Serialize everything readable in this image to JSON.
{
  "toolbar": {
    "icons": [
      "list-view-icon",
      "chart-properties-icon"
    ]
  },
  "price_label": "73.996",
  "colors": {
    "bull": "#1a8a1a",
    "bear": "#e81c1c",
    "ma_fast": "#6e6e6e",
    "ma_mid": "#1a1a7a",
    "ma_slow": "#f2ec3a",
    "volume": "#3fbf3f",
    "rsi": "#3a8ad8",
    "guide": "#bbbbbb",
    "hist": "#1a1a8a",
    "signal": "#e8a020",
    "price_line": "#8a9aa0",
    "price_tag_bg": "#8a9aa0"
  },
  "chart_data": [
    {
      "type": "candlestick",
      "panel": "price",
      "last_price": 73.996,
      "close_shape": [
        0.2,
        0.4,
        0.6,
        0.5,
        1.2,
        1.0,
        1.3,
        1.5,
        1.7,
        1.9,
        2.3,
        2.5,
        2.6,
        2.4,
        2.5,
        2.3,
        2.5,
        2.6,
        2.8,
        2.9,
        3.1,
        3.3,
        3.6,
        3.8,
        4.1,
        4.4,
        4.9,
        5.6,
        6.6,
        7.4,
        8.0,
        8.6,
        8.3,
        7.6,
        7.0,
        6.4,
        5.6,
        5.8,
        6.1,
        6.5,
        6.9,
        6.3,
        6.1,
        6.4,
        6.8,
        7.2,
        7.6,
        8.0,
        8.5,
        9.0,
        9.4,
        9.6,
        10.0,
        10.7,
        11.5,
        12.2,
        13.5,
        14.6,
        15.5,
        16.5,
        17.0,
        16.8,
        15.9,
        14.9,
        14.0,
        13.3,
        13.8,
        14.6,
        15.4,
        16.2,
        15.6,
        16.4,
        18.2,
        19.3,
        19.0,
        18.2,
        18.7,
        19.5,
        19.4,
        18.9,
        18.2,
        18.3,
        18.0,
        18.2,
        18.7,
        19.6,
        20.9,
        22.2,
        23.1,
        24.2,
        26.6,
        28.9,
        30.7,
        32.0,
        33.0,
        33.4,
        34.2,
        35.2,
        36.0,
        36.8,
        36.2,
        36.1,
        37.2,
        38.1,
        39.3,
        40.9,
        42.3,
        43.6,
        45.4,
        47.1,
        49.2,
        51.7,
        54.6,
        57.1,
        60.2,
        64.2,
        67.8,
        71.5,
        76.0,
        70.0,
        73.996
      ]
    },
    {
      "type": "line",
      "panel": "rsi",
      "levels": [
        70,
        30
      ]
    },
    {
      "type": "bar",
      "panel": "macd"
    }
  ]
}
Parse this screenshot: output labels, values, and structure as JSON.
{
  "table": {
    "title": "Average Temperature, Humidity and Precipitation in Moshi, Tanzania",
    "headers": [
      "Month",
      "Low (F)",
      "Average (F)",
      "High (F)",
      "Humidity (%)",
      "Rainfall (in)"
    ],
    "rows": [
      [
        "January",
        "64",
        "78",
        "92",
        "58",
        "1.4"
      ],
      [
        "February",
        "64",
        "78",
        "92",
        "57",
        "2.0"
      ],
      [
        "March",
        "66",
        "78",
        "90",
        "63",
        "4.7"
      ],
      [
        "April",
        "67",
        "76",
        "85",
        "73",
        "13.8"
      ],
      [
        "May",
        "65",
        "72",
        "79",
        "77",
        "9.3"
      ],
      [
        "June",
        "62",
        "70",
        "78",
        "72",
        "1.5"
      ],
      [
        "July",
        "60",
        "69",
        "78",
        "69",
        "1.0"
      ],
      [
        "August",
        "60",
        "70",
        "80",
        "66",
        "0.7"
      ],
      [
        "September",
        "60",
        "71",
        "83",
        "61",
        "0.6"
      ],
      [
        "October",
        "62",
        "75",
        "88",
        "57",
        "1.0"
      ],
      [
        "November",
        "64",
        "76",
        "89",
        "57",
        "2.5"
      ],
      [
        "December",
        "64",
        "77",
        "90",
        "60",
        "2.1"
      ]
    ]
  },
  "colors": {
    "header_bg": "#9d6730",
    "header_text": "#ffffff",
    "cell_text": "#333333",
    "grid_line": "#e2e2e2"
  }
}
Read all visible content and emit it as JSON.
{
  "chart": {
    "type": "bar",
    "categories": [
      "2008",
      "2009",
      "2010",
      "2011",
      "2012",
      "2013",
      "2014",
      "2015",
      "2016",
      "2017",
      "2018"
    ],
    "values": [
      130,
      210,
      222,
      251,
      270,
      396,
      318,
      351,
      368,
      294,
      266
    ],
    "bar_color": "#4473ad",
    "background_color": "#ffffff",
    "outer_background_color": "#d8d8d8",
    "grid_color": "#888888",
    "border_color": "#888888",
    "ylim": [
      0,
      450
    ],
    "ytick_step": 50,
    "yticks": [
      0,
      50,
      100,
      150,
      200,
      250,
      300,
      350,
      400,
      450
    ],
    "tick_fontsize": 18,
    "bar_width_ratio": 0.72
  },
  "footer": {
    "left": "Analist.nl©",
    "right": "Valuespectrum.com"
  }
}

=-=-=

WHAT THE TASK REQUIRES :: Begin with the line that contains "Read all visible content and emit it as JSON." and set down each line exactly until the records above end, including the final line.

FULL RESPONSE ::
Read all visible content and emit it as JSON.
{
  "chart": {
    "type": "bar",
    "categories": [
      "2008",
      "2009",
      "2010",
      "2011",
      "2012",
      "2013",
      "2014",
      "2015",
      "2016",
      "2017",
      "2018"
    ],
    "values": [
      130,
      210,
      222,
      251,
      270,
      396,
      318,
      351,
      368,
      294,
      266
    ],
    "bar_color": "#4473ad",
    "background_color": "#ffffff",
    "outer_background_color": "#d8d8d8",
    "grid_color": "#888888",
    "border_color": "#888888",
    "ylim": [
      0,
      450
    ],
    "ytick_step": 50,
    "yticks": [
      0,
      50,
      100,
      150,
      200,
      250,
      300,
      350,
      400,
      450
    ],
    "tick_fontsize": 18,
    "bar_width_ratio": 0.72
  },
  "footer": {
    "left": "Analist.nl©",
    "right": "Valuespectrum.com"
  }
}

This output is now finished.